◆ Required task ◆
Lines containing the word "trouvée" are to be located and copied.
===============
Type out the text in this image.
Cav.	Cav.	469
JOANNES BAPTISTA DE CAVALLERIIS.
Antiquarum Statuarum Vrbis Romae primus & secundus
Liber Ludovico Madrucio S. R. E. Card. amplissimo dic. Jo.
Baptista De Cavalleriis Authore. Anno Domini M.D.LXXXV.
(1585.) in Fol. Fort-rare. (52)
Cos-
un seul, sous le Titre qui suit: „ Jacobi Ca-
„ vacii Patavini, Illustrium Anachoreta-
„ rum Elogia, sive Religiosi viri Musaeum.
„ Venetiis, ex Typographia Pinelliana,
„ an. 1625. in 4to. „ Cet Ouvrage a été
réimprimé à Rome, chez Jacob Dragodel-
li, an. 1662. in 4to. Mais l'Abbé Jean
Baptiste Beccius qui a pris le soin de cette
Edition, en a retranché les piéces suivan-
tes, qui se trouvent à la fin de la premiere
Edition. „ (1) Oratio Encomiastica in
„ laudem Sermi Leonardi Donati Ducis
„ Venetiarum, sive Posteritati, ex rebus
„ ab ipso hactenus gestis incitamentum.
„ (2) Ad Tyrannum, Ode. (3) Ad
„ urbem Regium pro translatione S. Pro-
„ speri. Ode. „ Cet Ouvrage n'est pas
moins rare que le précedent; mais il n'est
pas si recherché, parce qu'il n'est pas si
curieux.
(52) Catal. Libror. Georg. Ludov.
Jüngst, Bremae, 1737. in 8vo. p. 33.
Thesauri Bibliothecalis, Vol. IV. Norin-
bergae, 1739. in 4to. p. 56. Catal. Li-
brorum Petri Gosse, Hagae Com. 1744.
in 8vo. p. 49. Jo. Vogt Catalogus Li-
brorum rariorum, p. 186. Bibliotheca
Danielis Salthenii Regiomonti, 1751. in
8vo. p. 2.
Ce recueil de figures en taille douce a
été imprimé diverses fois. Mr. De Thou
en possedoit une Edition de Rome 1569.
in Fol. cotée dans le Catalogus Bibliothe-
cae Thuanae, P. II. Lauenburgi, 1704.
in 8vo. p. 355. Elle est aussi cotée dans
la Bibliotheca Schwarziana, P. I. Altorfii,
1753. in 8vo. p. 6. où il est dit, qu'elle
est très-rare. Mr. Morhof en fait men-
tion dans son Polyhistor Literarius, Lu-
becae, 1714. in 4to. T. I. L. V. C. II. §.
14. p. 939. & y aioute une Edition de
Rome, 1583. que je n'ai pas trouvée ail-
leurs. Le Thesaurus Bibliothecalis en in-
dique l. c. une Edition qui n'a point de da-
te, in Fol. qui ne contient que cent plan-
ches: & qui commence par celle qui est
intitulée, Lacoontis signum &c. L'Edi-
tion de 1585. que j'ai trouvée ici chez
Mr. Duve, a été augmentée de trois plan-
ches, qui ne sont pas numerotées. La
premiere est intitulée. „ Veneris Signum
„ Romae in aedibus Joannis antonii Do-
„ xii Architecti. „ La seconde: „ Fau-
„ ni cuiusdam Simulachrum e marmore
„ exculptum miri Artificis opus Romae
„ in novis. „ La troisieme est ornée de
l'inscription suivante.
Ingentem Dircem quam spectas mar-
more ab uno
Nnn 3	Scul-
===============
◆ Complete answer ◆
Rome, 1583. que je n'ai pas trouvée ail-
tion de 1585. que j'ai trouvée ici chez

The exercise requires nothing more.